— begin —

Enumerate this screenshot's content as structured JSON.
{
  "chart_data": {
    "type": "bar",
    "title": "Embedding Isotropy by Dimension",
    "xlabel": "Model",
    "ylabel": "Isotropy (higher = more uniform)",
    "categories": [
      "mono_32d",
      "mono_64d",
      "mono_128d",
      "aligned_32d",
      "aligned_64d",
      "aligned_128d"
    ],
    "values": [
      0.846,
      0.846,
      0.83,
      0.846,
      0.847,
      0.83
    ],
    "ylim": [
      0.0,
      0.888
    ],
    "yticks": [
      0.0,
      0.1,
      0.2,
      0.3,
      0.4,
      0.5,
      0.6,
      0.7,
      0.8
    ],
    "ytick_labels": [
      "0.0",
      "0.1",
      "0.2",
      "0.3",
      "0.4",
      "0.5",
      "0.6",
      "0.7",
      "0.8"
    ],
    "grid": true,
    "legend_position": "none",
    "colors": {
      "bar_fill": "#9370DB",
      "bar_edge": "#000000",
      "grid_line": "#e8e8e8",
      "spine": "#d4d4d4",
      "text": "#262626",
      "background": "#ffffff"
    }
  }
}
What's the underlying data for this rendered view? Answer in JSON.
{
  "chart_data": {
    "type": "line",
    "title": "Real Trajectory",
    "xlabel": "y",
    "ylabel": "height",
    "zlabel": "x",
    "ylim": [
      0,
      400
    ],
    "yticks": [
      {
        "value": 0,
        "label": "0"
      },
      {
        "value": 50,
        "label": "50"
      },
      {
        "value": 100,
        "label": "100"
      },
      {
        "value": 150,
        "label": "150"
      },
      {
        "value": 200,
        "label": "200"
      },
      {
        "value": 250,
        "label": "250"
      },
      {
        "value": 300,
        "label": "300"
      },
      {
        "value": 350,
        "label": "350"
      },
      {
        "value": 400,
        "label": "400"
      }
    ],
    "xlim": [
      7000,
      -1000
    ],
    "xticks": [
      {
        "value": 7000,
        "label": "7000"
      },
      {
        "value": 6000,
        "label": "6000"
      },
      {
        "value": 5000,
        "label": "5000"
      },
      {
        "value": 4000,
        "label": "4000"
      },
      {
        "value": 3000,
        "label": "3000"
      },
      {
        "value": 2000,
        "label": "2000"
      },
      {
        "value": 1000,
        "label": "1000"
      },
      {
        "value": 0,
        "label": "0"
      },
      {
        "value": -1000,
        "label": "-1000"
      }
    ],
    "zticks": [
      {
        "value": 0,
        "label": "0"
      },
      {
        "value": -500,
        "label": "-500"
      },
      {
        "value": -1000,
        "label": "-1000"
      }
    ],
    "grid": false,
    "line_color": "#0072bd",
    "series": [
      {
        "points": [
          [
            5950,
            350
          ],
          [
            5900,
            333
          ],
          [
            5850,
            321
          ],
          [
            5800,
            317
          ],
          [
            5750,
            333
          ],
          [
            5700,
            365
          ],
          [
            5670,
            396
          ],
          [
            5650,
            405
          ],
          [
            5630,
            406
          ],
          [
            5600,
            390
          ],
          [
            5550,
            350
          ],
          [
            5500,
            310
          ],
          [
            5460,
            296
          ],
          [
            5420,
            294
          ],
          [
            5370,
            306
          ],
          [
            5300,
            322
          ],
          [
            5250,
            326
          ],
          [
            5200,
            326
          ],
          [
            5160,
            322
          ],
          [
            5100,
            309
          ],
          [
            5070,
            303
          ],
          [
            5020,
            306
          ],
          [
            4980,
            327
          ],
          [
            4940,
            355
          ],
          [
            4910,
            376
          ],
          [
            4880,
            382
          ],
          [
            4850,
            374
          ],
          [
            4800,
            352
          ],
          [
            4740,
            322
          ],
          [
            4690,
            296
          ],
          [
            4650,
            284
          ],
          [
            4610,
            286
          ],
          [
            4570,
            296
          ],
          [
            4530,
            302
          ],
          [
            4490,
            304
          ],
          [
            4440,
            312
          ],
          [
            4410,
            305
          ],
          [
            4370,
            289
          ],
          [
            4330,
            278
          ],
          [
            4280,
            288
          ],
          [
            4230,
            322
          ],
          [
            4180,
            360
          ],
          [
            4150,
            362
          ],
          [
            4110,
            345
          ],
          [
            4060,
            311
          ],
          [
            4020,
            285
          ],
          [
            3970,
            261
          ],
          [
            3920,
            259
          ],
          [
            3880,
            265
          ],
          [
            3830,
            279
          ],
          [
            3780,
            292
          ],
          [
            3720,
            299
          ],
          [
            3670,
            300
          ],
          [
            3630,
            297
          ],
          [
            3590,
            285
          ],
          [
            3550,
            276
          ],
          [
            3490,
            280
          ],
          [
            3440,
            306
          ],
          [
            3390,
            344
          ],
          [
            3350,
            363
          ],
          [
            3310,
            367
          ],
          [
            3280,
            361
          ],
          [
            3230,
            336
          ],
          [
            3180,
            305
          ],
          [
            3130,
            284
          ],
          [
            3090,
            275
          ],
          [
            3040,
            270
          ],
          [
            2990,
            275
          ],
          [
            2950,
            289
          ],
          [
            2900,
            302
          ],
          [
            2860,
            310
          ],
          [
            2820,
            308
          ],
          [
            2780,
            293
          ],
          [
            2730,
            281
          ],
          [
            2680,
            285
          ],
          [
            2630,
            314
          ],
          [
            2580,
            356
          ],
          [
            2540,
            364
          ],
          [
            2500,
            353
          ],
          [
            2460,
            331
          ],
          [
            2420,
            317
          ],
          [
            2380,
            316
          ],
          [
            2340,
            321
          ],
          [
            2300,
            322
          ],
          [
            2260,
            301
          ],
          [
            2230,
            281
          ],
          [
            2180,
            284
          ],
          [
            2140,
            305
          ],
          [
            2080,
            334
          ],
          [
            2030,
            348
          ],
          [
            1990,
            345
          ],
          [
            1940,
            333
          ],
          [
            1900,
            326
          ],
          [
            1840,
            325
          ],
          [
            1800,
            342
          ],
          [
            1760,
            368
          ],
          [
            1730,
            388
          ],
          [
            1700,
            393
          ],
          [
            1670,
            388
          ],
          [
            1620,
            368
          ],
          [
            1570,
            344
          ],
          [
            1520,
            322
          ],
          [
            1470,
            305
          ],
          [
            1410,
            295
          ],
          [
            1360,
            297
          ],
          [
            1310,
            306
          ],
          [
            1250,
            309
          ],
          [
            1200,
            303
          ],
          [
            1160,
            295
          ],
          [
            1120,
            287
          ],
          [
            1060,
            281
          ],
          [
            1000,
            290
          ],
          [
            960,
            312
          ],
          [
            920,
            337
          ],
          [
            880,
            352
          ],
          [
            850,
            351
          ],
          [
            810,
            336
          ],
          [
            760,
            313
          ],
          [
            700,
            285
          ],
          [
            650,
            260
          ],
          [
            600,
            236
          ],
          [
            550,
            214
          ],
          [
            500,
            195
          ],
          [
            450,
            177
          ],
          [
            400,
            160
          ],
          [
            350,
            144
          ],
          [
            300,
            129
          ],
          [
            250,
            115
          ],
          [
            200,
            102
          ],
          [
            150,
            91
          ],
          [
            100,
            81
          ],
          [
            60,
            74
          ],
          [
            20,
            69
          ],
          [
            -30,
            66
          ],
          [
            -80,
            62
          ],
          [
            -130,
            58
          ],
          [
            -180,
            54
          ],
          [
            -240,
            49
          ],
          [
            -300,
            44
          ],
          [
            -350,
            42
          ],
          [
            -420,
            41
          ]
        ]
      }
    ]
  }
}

— end —

Job:
Identify each line in the entries with the word "JSON" and copy it.

Exercise result:
Enumerate this screenshot's content as structured JSON.
What's the underlying data for this rendered view? Answer in JSON.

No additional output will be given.